- _PROBLEM TO SOLVE_
Output the data below in full, byte for byte. Nothing may differ.
----
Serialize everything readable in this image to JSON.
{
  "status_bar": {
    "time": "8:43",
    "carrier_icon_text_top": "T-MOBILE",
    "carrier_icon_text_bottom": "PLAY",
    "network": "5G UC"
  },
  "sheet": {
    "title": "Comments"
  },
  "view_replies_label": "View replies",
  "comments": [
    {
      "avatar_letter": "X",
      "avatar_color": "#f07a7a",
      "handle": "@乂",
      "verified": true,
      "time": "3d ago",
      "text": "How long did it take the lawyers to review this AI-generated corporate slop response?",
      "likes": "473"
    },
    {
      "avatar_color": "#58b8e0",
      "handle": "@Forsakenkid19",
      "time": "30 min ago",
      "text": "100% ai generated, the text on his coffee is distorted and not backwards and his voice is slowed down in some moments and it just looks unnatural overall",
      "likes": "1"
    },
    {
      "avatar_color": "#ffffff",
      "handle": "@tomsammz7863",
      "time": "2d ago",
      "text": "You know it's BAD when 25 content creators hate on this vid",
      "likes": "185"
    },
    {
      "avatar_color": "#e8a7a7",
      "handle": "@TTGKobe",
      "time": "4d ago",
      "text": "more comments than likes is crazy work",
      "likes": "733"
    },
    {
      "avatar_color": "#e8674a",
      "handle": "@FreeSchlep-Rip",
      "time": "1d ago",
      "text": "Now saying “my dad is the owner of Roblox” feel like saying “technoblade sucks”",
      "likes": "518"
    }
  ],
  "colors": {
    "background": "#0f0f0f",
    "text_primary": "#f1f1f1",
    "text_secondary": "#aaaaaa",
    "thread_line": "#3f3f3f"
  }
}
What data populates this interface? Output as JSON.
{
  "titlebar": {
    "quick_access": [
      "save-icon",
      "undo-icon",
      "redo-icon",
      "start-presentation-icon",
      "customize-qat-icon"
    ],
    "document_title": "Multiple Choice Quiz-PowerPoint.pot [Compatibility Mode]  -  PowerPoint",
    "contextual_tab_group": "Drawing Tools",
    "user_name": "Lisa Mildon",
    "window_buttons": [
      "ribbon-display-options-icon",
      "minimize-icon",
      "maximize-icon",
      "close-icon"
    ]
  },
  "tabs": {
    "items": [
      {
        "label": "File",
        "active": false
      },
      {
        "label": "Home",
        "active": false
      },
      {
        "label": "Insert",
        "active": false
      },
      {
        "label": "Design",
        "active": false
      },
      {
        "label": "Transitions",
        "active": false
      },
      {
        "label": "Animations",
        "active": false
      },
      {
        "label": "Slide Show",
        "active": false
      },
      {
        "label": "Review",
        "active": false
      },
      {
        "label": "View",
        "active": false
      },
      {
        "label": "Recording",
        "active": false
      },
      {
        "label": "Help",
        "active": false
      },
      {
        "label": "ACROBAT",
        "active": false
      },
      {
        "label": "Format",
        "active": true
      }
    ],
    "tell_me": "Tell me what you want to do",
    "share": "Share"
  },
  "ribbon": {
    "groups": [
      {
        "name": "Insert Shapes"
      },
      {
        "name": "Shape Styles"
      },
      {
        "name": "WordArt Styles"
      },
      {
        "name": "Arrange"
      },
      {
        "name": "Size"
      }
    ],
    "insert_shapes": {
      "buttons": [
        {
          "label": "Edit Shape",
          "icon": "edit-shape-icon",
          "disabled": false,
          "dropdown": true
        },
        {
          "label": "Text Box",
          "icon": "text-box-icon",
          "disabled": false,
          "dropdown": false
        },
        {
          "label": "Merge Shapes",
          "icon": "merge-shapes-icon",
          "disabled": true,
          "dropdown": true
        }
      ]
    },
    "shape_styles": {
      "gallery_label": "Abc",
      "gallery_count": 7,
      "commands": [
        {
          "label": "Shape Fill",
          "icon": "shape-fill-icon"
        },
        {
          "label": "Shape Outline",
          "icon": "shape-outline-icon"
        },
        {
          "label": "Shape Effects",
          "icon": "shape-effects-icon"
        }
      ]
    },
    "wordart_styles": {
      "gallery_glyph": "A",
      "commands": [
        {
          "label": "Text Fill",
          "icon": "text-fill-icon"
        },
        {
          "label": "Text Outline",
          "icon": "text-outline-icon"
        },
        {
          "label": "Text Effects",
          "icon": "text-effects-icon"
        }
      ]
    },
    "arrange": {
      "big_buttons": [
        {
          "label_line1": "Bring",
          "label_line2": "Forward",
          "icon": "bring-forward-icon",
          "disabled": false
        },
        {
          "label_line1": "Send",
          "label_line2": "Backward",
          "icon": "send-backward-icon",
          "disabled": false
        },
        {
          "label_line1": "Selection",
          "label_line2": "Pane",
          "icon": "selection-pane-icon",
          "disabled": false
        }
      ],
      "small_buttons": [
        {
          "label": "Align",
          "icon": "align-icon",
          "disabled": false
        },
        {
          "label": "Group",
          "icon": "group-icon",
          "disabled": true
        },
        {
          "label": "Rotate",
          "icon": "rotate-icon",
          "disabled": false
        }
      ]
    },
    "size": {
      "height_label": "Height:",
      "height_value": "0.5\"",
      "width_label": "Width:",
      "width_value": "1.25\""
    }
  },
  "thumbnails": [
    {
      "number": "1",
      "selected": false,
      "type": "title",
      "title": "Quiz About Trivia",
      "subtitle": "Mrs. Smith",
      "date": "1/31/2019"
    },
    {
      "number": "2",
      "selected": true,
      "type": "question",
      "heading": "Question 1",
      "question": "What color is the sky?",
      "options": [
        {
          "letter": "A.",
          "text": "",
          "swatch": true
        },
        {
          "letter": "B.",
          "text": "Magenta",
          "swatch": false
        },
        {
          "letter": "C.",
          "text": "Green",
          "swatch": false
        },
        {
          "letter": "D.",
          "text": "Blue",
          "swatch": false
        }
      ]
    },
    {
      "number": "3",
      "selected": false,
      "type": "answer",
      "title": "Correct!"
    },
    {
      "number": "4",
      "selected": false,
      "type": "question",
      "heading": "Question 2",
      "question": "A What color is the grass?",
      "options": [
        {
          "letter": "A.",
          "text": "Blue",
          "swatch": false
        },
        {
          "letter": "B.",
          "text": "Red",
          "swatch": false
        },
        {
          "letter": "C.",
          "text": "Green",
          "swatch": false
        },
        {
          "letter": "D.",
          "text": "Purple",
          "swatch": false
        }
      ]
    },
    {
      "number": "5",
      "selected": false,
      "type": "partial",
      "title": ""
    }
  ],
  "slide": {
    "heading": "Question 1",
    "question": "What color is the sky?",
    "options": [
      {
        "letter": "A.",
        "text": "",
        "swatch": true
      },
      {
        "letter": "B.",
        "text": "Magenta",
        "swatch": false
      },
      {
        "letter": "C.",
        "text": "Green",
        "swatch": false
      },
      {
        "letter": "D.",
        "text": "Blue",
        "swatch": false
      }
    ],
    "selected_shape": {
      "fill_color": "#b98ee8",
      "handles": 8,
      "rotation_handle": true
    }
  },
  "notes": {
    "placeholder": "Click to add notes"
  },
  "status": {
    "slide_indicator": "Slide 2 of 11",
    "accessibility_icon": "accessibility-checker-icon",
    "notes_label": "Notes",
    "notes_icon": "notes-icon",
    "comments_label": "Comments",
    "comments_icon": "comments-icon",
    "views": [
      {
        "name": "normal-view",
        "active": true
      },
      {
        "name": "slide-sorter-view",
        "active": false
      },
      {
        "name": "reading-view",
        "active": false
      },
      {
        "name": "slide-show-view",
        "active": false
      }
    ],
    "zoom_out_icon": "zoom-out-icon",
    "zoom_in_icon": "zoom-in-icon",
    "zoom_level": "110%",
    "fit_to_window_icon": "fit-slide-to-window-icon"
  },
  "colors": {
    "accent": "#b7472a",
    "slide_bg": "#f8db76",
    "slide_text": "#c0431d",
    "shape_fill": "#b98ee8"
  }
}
----
- _ANSWER TO THIS EXERCISE_
Serialize everything readable in this image to JSON.
{
  "status_bar": {
    "time": "8:43",
    "carrier_icon_text_top": "T-MOBILE",
    "carrier_icon_text_bottom": "PLAY",
    "network": "5G UC"
  },
  "sheet": {
    "title": "Comments"
  },
  "view_replies_label": "View replies",
  "comments": [
    {
      "avatar_letter": "X",
      "avatar_color": "#f07a7a",
      "handle": "@乂",
      "verified": true,
      "time": "3d ago",
      "text": "How long did it take the lawyers to review this AI-generated corporate slop response?",
      "likes": "473"
    },
    {
      "avatar_color": "#58b8e0",
      "handle": "@Forsakenkid19",
      "time": "30 min ago",
      "text": "100% ai generated, the text on his coffee is distorted and not backwards and his voice is slowed down in some moments and it just looks unnatural overall",
      "likes": "1"
    },
    {
      "avatar_color": "#ffffff",
      "handle": "@tomsammz7863",
      "time": "2d ago",
      "text": "You know it's BAD when 25 content creators hate on this vid",
      "likes": "185"
    },
    {
      "avatar_color": "#e8a7a7",
      "handle": "@TTGKobe",
      "time": "4d ago",
      "text": "more comments than likes is crazy work",
      "likes": "733"
    },
    {
      "avatar_color": "#e8674a",
      "handle": "@FreeSchlep-Rip",
      "time": "1d ago",
      "text": "Now saying “my dad is the owner of Roblox” feel like saying “technoblade sucks”",
      "likes": "518"
    }
  ],
  "colors": {
    "background": "#0f0f0f",
    "text_primary": "#f1f1f1",
    "text_secondary": "#aaaaaa",
    "thread_line": "#3f3f3f"
  }
}
What data populates this interface? Output as JSON.
{
  "titlebar": {
    "quick_access": [
      "save-icon",
      "undo-icon",
      "redo-icon",
      "start-presentation-icon",
      "customize-qat-icon"
    ],
    "document_title": "Multiple Choice Quiz-PowerPoint.pot [Compatibility Mode]  -  PowerPoint",
    "contextual_tab_group": "Drawing Tools",
    "user_name": "Lisa Mildon",
    "window_buttons": [
      "ribbon-display-options-icon",
      "minimize-icon",
      "maximize-icon",
      "close-icon"
    ]
  },
  "tabs": {
    "items": [
      {
        "label": "File",
        "active": false
      },
      {
        "label": "Home",
        "active": false
      },
      {
        "label": "Insert",
        "active": false
      },
      {
        "label": "Design",
        "active": false
      },
      {
        "label": "Transitions",
        "active": false
      },
      {
        "label": "Animations",
        "active": false
      },
      {
        "label": "Slide Show",
        "active": false
      },
      {
        "label": "Review",
        "active": false
      },
      {
        "label": "View",
        "active": false
      },
      {
        "label": "Recording",
        "active": false
      },
      {
        "label": "Help",
        "active": false
      },
      {
        "label": "ACROBAT",
        "active": false
      },
      {
        "label": "Format",
        "active": true
      }
    ],
    "tell_me": "Tell me what you want to do",
    "share": "Share"
  },
  "ribbon": {
    "groups": [
      {
        "name": "Insert Shapes"
      },
      {
        "name": "Shape Styles"
      },
      {
        "name": "WordArt Styles"
      },
      {
        "name": "Arrange"
      },
      {
        "name": "Size"
      }
    ],
    "insert_shapes": {
      "buttons": [
        {
          "label": "Edit Shape",
          "icon": "edit-shape-icon",
          "disabled": false,
          "dropdown": true
        },
        {
          "label": "Text Box",
          "icon": "text-box-icon",
          "disabled": false,
          "dropdown": false
        },
        {
          "label": "Merge Shapes",
          "icon": "merge-shapes-icon",
          "disabled": true,
          "dropdown": true
        }
      ]
    },
    "shape_styles": {
      "gallery_label": "Abc",
      "gallery_count": 7,
      "commands": [
        {
          "label": "Shape Fill",
          "icon": "shape-fill-icon"
        },
        {
          "label": "Shape Outline",
          "icon": "shape-outline-icon"
        },
        {
          "label": "Shape Effects",
          "icon": "shape-effects-icon"
        }
      ]
    },
    "wordart_styles": {
      "gallery_glyph": "A",
      "commands": [
        {
          "label": "Text Fill",
          "icon": "text-fill-icon"
        },
        {
          "label": "Text Outline",
          "icon": "text-outline-icon"
        },
        {
          "label": "Text Effects",
          "icon": "text-effects-icon"
        }
      ]
    },
    "arrange": {
      "big_buttons": [
        {
          "label_line1": "Bring",
          "label_line2": "Forward",
          "icon": "bring-forward-icon",
          "disabled": false
        },
        {
          "label_line1": "Send",
          "label_line2": "Backward",
          "icon": "send-backward-icon",
          "disabled": false
        },
        {
          "label_line1": "Selection",
          "label_line2": "Pane",
          "icon": "selection-pane-icon",
          "disabled": false
        }
      ],
      "small_buttons": [
        {
          "label": "Align",
          "icon": "align-icon",
          "disabled": false
        },
        {
          "label": "Group",
          "icon": "group-icon",
          "disabled": true
        },
        {
          "label": "Rotate",
          "icon": "rotate-icon",
          "disabled": false
        }
      ]
    },
    "size": {
      "height_label": "Height:",
      "height_value": "0.5\"",
      "width_label": "Width:",
      "width_value": "1.25\""
    }
  },
  "thumbnails": [
    {
      "number": "1",
      "selected": false,
      "type": "title",
      "title": "Quiz About Trivia",
      "subtitle": "Mrs. Smith",
      "date": "1/31/2019"
    },
    {
      "number": "2",
      "selected": true,
      "type": "question",
      "heading": "Question 1",
      "question": "What color is the sky?",
      "options": [
        {
          "letter": "A.",
          "text": "",
          "swatch": true
        },
        {
          "letter": "B.",
          "text": "Magenta",
          "swatch": false
        },
        {
          "letter": "C.",
          "text": "Green",
          "swatch": false
        },
        {
          "letter": "D.",
          "text": "Blue",
          "swatch": false
        }
      ]
    },
    {
      "number": "3",
      "selected": false,
      "type": "answer",
      "title": "Correct!"
    },
    {
      "number": "4",
      "selected": false,
      "type": "question",
      "heading": "Question 2",
      "question": "A What color is the grass?",
      "options": [
        {
          "letter": "A.",
          "text": "Blue",
          "swatch": false
        },
        {
          "letter": "B.",
          "text": "Red",
          "swatch": false
        },
        {
          "letter": "C.",
          "text": "Green",
          "swatch": false
        },
        {
          "letter": "D.",
          "text": "Purple",
          "swatch": false
        }
      ]
    },
    {
      "number": "5",
      "selected": false,
      "type": "partial",
      "title": ""
    }
  ],
  "slide": {
    "heading": "Question 1",
    "question": "What color is the sky?",
    "options": [
      {
        "letter": "A.",
        "text": "",
        "swatch": true
      },
      {
        "letter": "B.",
        "text": "Magenta",
        "swatch": false
      },
      {
        "letter": "C.",
        "text": "Green",
        "swatch": false
      },
      {
        "letter": "D.",
        "text": "Blue",
        "swatch": false
      }
    ],
    "selected_shape": {
      "fill_color": "#b98ee8",
      "handles": 8,
      "rotation_handle": true
    }
  },
  "notes": {
    "placeholder": "Click to add notes"
  },
  "status": {
    "slide_indicator": "Slide 2 of 11",
    "accessibility_icon": "accessibility-checker-icon",
    "notes_label": "Notes",
    "notes_icon": "notes-icon",
    "comments_label": "Comments",
    "comments_icon": "comments-icon",
    "views": [
      {
        "name": "normal-view",
        "active": true
      },
      {
        "name": "slide-sorter-view",
        "active": false
      },
      {
        "name": "reading-view",
        "active": false
      },
      {
        "name": "slide-show-view",
        "active": false
      }
    ],
    "zoom_out_icon": "zoom-out-icon",
    "zoom_in_icon": "zoom-in-icon",
    "zoom_level": "110%",
    "fit_to_window_icon": "fit-slide-to-window-icon"
  },
  "colors": {
    "accent": "#b7472a",
    "slide_bg": "#f8db76",
    "slide_text": "#c0431d",
    "shape_fill": "#b98ee8"
  }
}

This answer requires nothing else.